# START OF Data extract

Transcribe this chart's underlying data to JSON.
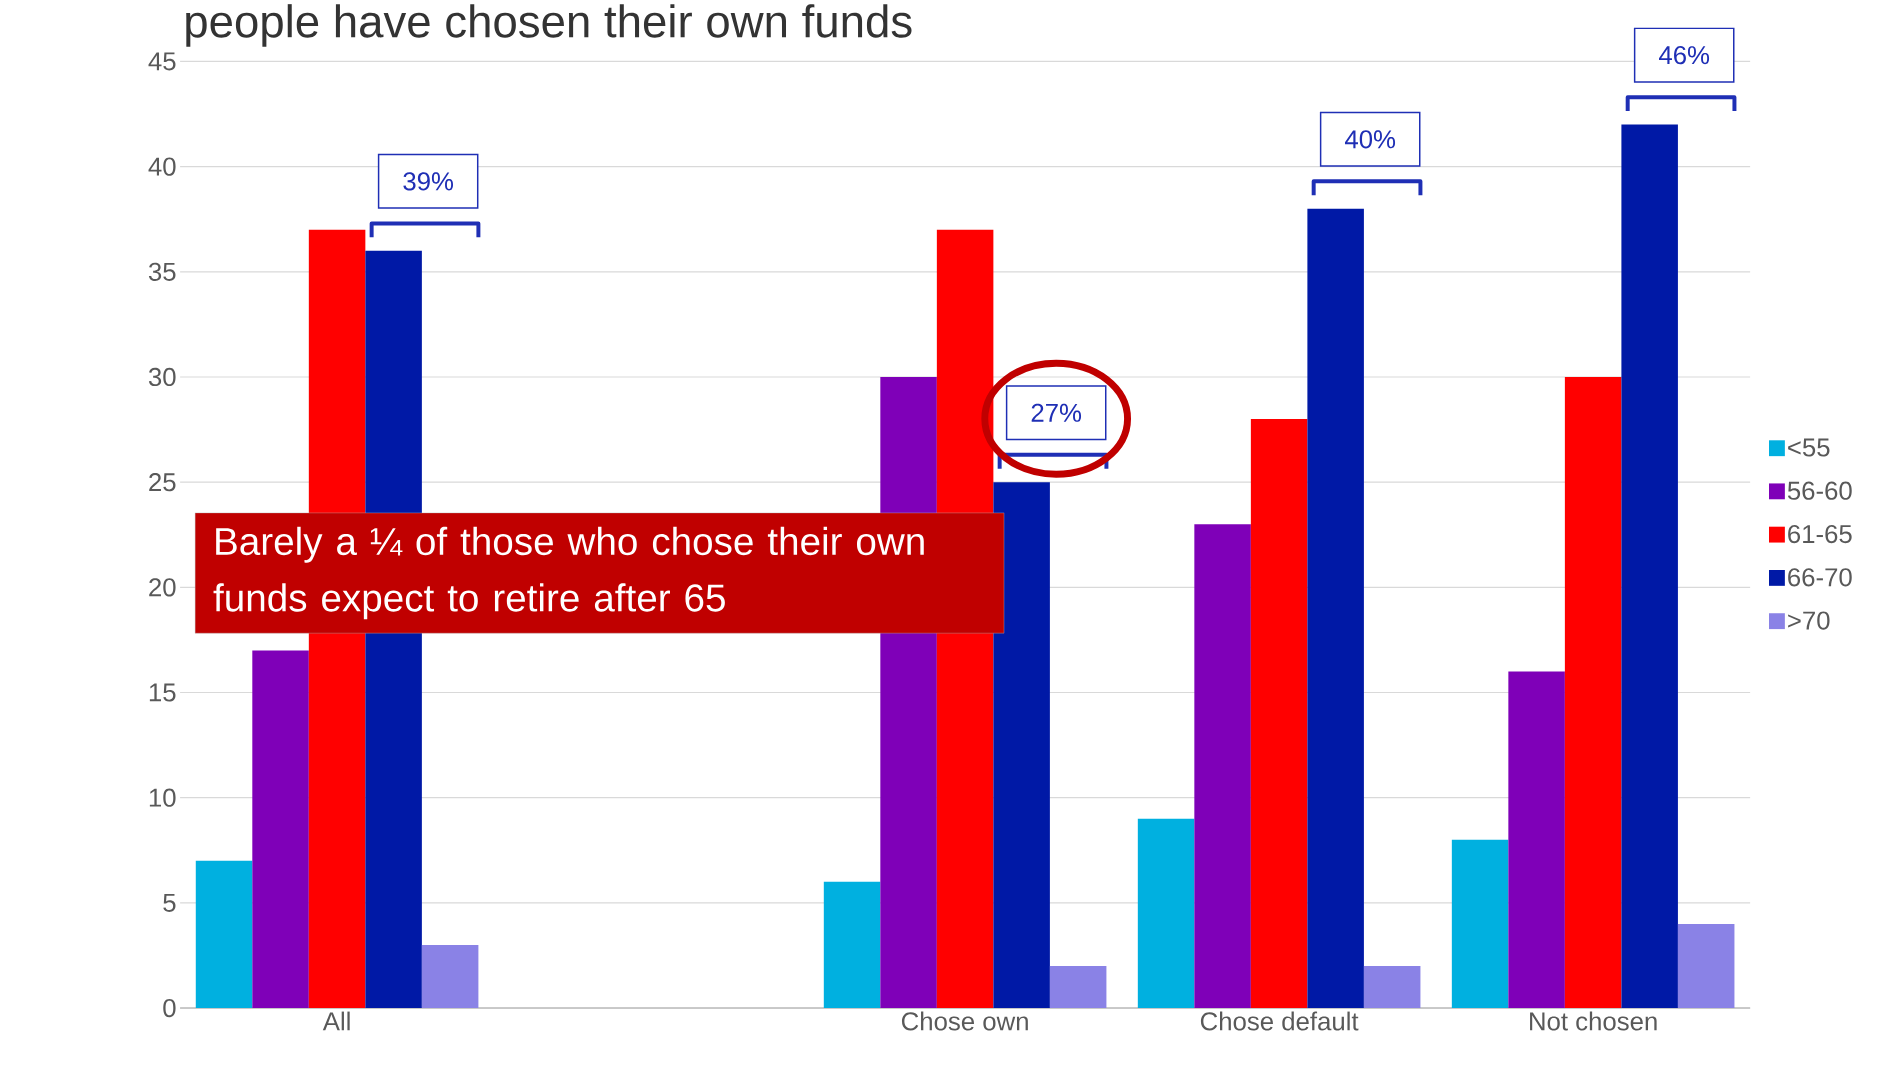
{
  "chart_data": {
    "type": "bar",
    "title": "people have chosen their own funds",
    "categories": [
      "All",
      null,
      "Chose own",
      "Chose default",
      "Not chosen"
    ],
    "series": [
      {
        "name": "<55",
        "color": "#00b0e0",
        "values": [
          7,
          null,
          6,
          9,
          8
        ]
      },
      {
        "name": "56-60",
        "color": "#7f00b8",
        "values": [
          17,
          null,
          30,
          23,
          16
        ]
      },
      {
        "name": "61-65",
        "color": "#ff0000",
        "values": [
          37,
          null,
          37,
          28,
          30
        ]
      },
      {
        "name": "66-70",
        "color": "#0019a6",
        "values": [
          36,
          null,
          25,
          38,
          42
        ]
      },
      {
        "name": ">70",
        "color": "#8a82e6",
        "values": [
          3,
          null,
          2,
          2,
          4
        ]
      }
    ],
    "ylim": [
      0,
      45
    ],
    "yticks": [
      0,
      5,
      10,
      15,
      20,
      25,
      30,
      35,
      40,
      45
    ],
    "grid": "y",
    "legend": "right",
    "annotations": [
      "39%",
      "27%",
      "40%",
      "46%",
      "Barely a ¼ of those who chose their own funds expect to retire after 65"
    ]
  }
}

# END OF Data extract
# START OF Data extract

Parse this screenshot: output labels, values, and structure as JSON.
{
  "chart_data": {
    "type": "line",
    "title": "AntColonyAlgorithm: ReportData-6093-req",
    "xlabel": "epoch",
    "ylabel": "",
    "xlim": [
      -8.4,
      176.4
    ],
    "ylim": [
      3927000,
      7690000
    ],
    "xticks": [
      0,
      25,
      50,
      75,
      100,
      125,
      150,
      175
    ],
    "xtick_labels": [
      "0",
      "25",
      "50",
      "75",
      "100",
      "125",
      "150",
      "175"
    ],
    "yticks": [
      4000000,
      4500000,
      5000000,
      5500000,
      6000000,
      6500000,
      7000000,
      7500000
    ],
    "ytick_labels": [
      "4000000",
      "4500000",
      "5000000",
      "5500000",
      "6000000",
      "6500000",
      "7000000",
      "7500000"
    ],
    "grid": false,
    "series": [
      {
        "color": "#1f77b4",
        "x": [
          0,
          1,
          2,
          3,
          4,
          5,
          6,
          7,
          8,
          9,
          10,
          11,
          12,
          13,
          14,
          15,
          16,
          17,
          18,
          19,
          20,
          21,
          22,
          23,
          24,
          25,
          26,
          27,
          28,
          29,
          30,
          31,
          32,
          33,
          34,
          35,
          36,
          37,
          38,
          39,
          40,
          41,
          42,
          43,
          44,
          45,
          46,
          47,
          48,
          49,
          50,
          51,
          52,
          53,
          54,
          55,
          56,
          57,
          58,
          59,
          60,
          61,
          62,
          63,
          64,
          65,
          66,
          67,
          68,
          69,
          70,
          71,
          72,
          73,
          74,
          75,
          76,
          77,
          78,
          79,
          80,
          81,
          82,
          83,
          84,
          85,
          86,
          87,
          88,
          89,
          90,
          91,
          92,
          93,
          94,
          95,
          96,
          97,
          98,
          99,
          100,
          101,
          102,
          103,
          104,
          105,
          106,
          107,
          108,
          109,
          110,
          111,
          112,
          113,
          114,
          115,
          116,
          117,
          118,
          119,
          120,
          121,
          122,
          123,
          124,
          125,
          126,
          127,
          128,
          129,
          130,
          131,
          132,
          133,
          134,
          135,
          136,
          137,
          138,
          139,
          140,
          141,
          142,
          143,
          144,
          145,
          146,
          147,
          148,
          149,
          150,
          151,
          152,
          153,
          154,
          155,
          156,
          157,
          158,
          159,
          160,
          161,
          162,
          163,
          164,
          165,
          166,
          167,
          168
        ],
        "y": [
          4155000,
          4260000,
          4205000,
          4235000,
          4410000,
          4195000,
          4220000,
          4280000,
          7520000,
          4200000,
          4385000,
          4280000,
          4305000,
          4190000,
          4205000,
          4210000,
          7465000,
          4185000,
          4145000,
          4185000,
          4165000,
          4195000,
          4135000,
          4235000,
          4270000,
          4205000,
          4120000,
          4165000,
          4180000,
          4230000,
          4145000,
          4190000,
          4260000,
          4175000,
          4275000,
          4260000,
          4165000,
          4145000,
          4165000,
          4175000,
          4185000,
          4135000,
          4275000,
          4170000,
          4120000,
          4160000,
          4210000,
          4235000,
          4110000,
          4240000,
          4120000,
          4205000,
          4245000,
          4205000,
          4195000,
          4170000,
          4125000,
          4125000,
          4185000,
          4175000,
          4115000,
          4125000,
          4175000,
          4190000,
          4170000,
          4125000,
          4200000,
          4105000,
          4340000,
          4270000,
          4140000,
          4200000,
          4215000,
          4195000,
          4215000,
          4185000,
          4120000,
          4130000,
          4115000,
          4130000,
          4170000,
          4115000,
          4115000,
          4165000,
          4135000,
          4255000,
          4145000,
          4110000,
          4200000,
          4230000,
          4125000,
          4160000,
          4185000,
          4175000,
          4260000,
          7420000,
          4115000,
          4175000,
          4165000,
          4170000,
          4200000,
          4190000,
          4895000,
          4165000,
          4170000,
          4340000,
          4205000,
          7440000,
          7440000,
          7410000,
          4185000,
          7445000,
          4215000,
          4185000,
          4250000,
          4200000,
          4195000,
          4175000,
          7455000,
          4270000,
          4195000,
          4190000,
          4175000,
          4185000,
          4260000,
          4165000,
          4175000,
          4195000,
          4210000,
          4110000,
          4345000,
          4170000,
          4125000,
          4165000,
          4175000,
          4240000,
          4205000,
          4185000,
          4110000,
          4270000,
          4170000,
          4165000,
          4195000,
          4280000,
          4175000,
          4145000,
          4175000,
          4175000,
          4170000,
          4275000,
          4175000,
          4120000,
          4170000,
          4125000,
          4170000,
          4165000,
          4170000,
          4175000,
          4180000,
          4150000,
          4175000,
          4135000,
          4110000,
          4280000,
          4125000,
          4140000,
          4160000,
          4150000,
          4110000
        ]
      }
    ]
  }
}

# END OF Data extract

Set task: Among the entries above, how many lines hold the word "funds"? Reply with only that number.

Exercise result: 2